_TO BE DONE_
Output the material below in its entirety, exactly as given.

** begin **

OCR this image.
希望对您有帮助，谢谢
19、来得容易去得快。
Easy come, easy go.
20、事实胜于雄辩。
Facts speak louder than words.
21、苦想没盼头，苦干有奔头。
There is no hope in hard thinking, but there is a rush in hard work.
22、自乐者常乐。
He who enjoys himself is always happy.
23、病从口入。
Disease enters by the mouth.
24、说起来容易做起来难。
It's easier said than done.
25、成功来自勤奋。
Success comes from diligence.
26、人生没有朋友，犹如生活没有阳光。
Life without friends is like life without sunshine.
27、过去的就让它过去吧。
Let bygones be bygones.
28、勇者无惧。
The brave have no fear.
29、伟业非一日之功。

** end **

_SOLUTION BELOW_
OCR this image.
希望对您有帮助，谢谢
19、来得容易去得快。
Easy come, easy go.
20、事实胜于雄辩。
Facts speak louder than words.
21、苦想没盼头，苦干有奔头。
There is no hope in hard thinking, but there is a rush in hard work.
22、自乐者常乐。
He who enjoys himself is always happy.
23、病从口入。
Disease enters by the mouth.
24、说起来容易做起来难。
It's easier said than done.
25、成功来自勤奋。
Success comes from diligence.
26、人生没有朋友，犹如生活没有阳光。
Life without friends is like life without sunshine.
27、过去的就让它过去吧。
Let bygones be bygones.
28、勇者无惧。
The brave have no fear.
29、伟业非一日之功。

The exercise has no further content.